### Exercise description
Return every line of the material exactly.

+++

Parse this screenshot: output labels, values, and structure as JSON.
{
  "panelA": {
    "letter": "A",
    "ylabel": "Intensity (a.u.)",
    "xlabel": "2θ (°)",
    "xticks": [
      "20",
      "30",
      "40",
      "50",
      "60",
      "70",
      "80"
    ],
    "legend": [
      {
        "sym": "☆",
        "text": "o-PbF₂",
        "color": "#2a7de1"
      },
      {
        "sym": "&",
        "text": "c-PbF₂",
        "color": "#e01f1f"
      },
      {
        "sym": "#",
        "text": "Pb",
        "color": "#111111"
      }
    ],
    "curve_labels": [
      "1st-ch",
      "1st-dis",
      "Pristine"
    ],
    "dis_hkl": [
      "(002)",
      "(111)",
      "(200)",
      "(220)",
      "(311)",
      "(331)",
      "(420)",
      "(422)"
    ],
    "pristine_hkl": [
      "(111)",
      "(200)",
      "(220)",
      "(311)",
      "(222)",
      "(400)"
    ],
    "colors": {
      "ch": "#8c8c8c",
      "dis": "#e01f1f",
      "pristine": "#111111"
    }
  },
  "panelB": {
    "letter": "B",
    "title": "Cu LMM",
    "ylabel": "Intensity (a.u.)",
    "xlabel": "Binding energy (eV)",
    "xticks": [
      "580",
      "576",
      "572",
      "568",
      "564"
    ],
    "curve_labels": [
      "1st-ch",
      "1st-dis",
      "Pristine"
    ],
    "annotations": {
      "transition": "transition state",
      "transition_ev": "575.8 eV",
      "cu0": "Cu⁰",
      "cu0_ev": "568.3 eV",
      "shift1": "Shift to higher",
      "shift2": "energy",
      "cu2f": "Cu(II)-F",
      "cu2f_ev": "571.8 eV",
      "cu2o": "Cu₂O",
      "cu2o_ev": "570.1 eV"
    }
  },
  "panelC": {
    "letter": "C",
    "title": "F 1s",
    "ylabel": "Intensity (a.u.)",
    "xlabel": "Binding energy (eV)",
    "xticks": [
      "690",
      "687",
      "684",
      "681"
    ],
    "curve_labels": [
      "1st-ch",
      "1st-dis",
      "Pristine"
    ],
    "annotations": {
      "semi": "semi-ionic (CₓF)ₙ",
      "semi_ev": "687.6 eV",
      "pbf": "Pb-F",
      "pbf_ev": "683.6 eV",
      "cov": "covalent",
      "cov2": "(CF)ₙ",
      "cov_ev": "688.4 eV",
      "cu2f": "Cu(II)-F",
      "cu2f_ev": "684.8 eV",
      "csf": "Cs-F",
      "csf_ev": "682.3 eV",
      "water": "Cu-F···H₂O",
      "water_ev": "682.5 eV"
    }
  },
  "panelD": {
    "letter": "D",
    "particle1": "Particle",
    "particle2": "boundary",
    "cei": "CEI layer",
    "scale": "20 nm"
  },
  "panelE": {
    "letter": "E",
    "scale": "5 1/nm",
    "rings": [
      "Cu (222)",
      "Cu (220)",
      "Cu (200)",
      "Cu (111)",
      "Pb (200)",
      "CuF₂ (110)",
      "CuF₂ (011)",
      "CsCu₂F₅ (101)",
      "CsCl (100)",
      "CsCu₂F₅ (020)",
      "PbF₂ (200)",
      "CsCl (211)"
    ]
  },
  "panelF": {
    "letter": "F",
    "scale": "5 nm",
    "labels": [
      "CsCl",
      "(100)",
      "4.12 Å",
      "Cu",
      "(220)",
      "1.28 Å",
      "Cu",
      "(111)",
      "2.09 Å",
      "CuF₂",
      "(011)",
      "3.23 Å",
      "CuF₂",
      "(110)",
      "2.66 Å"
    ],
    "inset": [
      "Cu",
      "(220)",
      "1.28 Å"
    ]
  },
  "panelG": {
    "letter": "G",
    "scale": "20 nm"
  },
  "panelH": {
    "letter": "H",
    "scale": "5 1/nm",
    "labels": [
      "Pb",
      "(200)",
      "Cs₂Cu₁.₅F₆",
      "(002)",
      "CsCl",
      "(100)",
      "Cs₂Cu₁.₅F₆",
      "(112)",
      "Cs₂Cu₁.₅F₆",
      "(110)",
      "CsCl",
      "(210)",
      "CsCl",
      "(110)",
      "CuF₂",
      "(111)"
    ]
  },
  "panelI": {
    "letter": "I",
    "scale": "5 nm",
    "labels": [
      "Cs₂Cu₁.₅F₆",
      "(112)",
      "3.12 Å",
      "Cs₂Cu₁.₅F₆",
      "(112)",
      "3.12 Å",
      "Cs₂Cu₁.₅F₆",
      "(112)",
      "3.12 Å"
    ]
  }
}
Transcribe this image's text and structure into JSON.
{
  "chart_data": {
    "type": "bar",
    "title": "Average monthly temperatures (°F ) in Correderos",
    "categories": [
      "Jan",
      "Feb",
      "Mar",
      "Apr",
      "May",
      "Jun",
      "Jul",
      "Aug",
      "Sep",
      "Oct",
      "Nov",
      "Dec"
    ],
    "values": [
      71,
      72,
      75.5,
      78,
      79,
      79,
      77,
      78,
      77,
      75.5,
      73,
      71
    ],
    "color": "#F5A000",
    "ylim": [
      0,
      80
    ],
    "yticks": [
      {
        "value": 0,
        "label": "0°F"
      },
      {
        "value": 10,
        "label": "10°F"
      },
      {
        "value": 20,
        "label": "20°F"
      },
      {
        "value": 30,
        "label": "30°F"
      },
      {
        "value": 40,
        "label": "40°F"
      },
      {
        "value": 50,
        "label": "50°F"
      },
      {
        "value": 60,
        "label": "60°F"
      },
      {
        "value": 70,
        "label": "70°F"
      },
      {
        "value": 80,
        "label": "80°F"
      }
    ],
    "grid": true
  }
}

+++

### Result for this task
Parse this screenshot: output labels, values, and structure as JSON.
{
  "panelA": {
    "letter": "A",
    "ylabel": "Intensity (a.u.)",
    "xlabel": "2θ (°)",
    "xticks": [
      "20",
      "30",
      "40",
      "50",
      "60",
      "70",
      "80"
    ],
    "legend": [
      {
        "sym": "☆",
        "text": "o-PbF₂",
        "color": "#2a7de1"
      },
      {
        "sym": "&",
        "text": "c-PbF₂",
        "color": "#e01f1f"
      },
      {
        "sym": "#",
        "text": "Pb",
        "color": "#111111"
      }
    ],
    "curve_labels": [
      "1st-ch",
      "1st-dis",
      "Pristine"
    ],
    "dis_hkl": [
      "(002)",
      "(111)",
      "(200)",
      "(220)",
      "(311)",
      "(331)",
      "(420)",
      "(422)"
    ],
    "pristine_hkl": [
      "(111)",
      "(200)",
      "(220)",
      "(311)",
      "(222)",
      "(400)"
    ],
    "colors": {
      "ch": "#8c8c8c",
      "dis": "#e01f1f",
      "pristine": "#111111"
    }
  },
  "panelB": {
    "letter": "B",
    "title": "Cu LMM",
    "ylabel": "Intensity (a.u.)",
    "xlabel": "Binding energy (eV)",
    "xticks": [
      "580",
      "576",
      "572",
      "568",
      "564"
    ],
    "curve_labels": [
      "1st-ch",
      "1st-dis",
      "Pristine"
    ],
    "annotations": {
      "transition": "transition state",
      "transition_ev": "575.8 eV",
      "cu0": "Cu⁰",
      "cu0_ev": "568.3 eV",
      "shift1": "Shift to higher",
      "shift2": "energy",
      "cu2f": "Cu(II)-F",
      "cu2f_ev": "571.8 eV",
      "cu2o": "Cu₂O",
      "cu2o_ev": "570.1 eV"
    }
  },
  "panelC": {
    "letter": "C",
    "title": "F 1s",
    "ylabel": "Intensity (a.u.)",
    "xlabel": "Binding energy (eV)",
    "xticks": [
      "690",
      "687",
      "684",
      "681"
    ],
    "curve_labels": [
      "1st-ch",
      "1st-dis",
      "Pristine"
    ],
    "annotations": {
      "semi": "semi-ionic (CₓF)ₙ",
      "semi_ev": "687.6 eV",
      "pbf": "Pb-F",
      "pbf_ev": "683.6 eV",
      "cov": "covalent",
      "cov2": "(CF)ₙ",
      "cov_ev": "688.4 eV",
      "cu2f": "Cu(II)-F",
      "cu2f_ev": "684.8 eV",
      "csf": "Cs-F",
      "csf_ev": "682.3 eV",
      "water": "Cu-F···H₂O",
      "water_ev": "682.5 eV"
    }
  },
  "panelD": {
    "letter": "D",
    "particle1": "Particle",
    "particle2": "boundary",
    "cei": "CEI layer",
    "scale": "20 nm"
  },
  "panelE": {
    "letter": "E",
    "scale": "5 1/nm",
    "rings": [
      "Cu (222)",
      "Cu (220)",
      "Cu (200)",
      "Cu (111)",
      "Pb (200)",
      "CuF₂ (110)",
      "CuF₂ (011)",
      "CsCu₂F₅ (101)",
      "CsCl (100)",
      "CsCu₂F₅ (020)",
      "PbF₂ (200)",
      "CsCl (211)"
    ]
  },
  "panelF": {
    "letter": "F",
    "scale": "5 nm",
    "labels": [
      "CsCl",
      "(100)",
      "4.12 Å",
      "Cu",
      "(220)",
      "1.28 Å",
      "Cu",
      "(111)",
      "2.09 Å",
      "CuF₂",
      "(011)",
      "3.23 Å",
      "CuF₂",
      "(110)",
      "2.66 Å"
    ],
    "inset": [
      "Cu",
      "(220)",
      "1.28 Å"
    ]
  },
  "panelG": {
    "letter": "G",
    "scale": "20 nm"
  },
  "panelH": {
    "letter": "H",
    "scale": "5 1/nm",
    "labels": [
      "Pb",
      "(200)",
      "Cs₂Cu₁.₅F₆",
      "(002)",
      "CsCl",
      "(100)",
      "Cs₂Cu₁.₅F₆",
      "(112)",
      "Cs₂Cu₁.₅F₆",
      "(110)",
      "CsCl",
      "(210)",
      "CsCl",
      "(110)",
      "CuF₂",
      "(111)"
    ]
  },
  "panelI": {
    "letter": "I",
    "scale": "5 nm",
    "labels": [
      "Cs₂Cu₁.₅F₆",
      "(112)",
      "3.12 Å",
      "Cs₂Cu₁.₅F₆",
      "(112)",
      "3.12 Å",
      "Cs₂Cu₁.₅F₆",
      "(112)",
      "3.12 Å"
    ]
  }
}
Transcribe this image's text and structure into JSON.
{
  "chart_data": {
    "type": "bar",
    "title": "Average monthly temperatures (°F ) in Correderos",
    "categories": [
      "Jan",
      "Feb",
      "Mar",
      "Apr",
      "May",
      "Jun",
      "Jul",
      "Aug",
      "Sep",
      "Oct",
      "Nov",
      "Dec"
    ],
    "values": [
      71,
      72,
      75.5,
      78,
      79,
      79,
      77,
      78,
      77,
      75.5,
      73,
      71
    ],
    "color": "#F5A000",
    "ylim": [
      0,
      80
    ],
    "yticks": [
      {
        "value": 0,
        "label": "0°F"
      },
      {
        "value": 10,
        "label": "10°F"
      },
      {
        "value": 20,
        "label": "20°F"
      },
      {
        "value": 30,
        "label": "30°F"
      },
      {
        "value": 40,
        "label": "40°F"
      },
      {
        "value": 50,
        "label": "50°F"
      },
      {
        "value": 60,
        "label": "60°F"
      },
      {
        "value": 70,
        "label": "70°F"
      },
      {
        "value": 80,
        "label": "80°F"
      }
    ],
    "grid": true
  }
}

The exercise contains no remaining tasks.